-- Start of Records for this task --
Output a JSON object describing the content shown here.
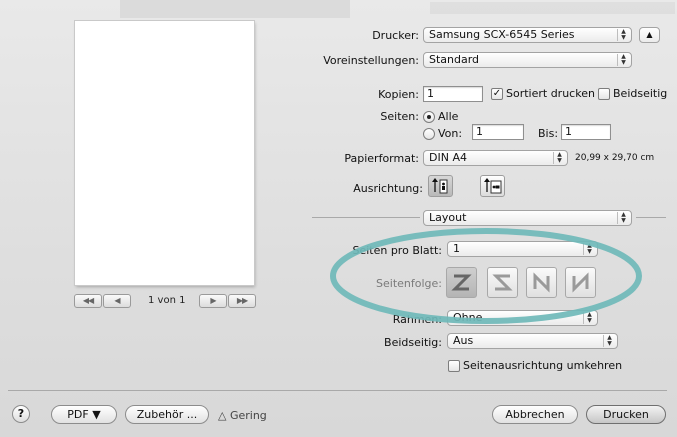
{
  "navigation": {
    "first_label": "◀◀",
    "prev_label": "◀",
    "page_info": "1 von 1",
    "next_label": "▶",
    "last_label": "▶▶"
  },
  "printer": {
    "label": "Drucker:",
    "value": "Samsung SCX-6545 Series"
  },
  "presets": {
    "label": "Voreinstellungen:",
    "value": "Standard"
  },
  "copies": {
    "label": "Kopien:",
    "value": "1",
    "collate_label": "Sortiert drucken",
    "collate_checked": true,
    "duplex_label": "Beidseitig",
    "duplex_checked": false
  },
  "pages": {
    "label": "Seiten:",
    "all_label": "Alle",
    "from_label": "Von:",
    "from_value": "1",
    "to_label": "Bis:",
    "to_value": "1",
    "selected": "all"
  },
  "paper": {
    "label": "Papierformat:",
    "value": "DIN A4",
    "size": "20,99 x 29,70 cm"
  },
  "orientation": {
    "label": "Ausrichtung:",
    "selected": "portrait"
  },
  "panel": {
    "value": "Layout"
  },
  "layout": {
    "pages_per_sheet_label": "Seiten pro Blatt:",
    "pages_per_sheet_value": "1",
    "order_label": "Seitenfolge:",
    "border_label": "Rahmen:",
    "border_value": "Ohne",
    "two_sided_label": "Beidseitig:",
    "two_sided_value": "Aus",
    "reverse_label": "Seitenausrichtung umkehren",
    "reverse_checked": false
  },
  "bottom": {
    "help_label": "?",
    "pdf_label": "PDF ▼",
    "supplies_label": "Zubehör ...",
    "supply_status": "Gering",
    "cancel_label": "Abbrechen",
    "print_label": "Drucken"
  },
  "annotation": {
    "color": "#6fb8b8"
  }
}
-- End of Records for this task --
# To be done
Transcribe the listing above verbatim. Omit the pictures.

# Output of the task
Output a JSON object describing the content shown here.
{
  "navigation": {
    "first_label": "◀◀",
    "prev_label": "◀",
    "page_info": "1 von 1",
    "next_label": "▶",
    "last_label": "▶▶"
  },
  "printer": {
    "label": "Drucker:",
    "value": "Samsung SCX-6545 Series"
  },
  "presets": {
    "label": "Voreinstellungen:",
    "value": "Standard"
  },
  "copies": {
    "label": "Kopien:",
    "value": "1",
    "collate_label": "Sortiert drucken",
    "collate_checked": true,
    "duplex_label": "Beidseitig",
    "duplex_checked": false
  },
  "pages": {
    "label": "Seiten:",
    "all_label": "Alle",
    "from_label": "Von:",
    "from_value": "1",
    "to_label": "Bis:",
    "to_value": "1",
    "selected": "all"
  },
  "paper": {
    "label": "Papierformat:",
    "value": "DIN A4",
    "size": "20,99 x 29,70 cm"
  },
  "orientation": {
    "label": "Ausrichtung:",
    "selected": "portrait"
  },
  "panel": {
    "value": "Layout"
  },
  "layout": {
    "pages_per_sheet_label": "Seiten pro Blatt:",
    "pages_per_sheet_value": "1",
    "order_label": "Seitenfolge:",
    "border_label": "Rahmen:",
    "border_value": "Ohne",
    "two_sided_label": "Beidseitig:",
    "two_sided_value": "Aus",
    "reverse_label": "Seitenausrichtung umkehren",
    "reverse_checked": false
  },
  "bottom": {
    "help_label": "?",
    "pdf_label": "PDF ▼",
    "supplies_label": "Zubehör ...",
    "supply_status": "Gering",
    "cancel_label": "Abbrechen",
    "print_label": "Drucken"
  },
  "annotation": {
    "color": "#6fb8b8"
  }
}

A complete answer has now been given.